**What is needed:**
Produce the listing below again, exactly as shown.

**Data records:**
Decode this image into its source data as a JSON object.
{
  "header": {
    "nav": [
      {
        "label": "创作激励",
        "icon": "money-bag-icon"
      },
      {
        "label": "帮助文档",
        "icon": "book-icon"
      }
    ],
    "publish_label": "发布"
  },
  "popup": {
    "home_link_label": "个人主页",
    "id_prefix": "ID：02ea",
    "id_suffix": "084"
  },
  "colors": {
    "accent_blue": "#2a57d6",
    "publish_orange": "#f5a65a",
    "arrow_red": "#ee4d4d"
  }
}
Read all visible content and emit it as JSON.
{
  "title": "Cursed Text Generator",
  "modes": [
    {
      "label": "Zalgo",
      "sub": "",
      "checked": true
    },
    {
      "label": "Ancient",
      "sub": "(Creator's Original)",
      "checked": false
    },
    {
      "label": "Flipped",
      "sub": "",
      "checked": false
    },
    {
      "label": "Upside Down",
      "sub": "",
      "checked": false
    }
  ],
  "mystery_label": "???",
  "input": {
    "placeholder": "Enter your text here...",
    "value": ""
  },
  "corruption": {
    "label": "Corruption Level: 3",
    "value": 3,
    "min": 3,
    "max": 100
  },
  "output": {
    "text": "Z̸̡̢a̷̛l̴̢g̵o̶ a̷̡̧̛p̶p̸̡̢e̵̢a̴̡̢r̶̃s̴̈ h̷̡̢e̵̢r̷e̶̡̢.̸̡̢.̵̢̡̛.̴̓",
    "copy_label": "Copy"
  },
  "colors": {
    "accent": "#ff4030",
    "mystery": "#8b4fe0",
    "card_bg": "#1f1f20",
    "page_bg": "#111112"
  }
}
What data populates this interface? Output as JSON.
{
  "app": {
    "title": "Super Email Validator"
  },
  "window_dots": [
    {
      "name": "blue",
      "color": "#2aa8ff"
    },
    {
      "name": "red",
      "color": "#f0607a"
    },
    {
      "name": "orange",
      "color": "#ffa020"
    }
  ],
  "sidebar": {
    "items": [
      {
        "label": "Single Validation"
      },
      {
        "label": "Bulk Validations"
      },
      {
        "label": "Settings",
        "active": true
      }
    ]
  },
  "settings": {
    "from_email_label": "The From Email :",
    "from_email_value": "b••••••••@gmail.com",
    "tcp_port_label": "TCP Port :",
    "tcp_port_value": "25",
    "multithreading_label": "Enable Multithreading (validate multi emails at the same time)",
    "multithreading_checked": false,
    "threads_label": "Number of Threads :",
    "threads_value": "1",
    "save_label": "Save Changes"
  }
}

**Written answer:**
Decode this image into its source data as a JSON object.
{
  "header": {
    "nav": [
      {
        "label": "创作激励",
        "icon": "money-bag-icon"
      },
      {
        "label": "帮助文档",
        "icon": "book-icon"
      }
    ],
    "publish_label": "发布"
  },
  "popup": {
    "home_link_label": "个人主页",
    "id_prefix": "ID：02ea",
    "id_suffix": "084"
  },
  "colors": {
    "accent_blue": "#2a57d6",
    "publish_orange": "#f5a65a",
    "arrow_red": "#ee4d4d"
  }
}
Read all visible content and emit it as JSON.
{
  "title": "Cursed Text Generator",
  "modes": [
    {
      "label": "Zalgo",
      "sub": "",
      "checked": true
    },
    {
      "label": "Ancient",
      "sub": "(Creator's Original)",
      "checked": false
    },
    {
      "label": "Flipped",
      "sub": "",
      "checked": false
    },
    {
      "label": "Upside Down",
      "sub": "",
      "checked": false
    }
  ],
  "mystery_label": "???",
  "input": {
    "placeholder": "Enter your text here...",
    "value": ""
  },
  "corruption": {
    "label": "Corruption Level: 3",
    "value": 3,
    "min": 3,
    "max": 100
  },
  "output": {
    "text": "Z̸̡̢a̷̛l̴̢g̵o̶ a̷̡̧̛p̶p̸̡̢e̵̢a̴̡̢r̶̃s̴̈ h̷̡̢e̵̢r̷e̶̡̢.̸̡̢.̵̢̡̛.̴̓",
    "copy_label": "Copy"
  },
  "colors": {
    "accent": "#ff4030",
    "mystery": "#8b4fe0",
    "card_bg": "#1f1f20",
    "page_bg": "#111112"
  }
}
What data populates this interface? Output as JSON.
{
  "app": {
    "title": "Super Email Validator"
  },
  "window_dots": [
    {
      "name": "blue",
      "color": "#2aa8ff"
    },
    {
      "name": "red",
      "color": "#f0607a"
    },
    {
      "name": "orange",
      "color": "#ffa020"
    }
  ],
  "sidebar": {
    "items": [
      {
        "label": "Single Validation"
      },
      {
        "label": "Bulk Validations"
      },
      {
        "label": "Settings",
        "active": true
      }
    ]
  },
  "settings": {
    "from_email_label": "The From Email :",
    "from_email_value": "b••••••••@gmail.com",
    "tcp_port_label": "TCP Port :",
    "tcp_port_value": "25",
    "multithreading_label": "Enable Multithreading (validate multi emails at the same time)",
    "multithreading_checked": false,
    "threads_label": "Number of Threads :",
    "threads_value": "1",
    "save_label": "Save Changes"
  }
}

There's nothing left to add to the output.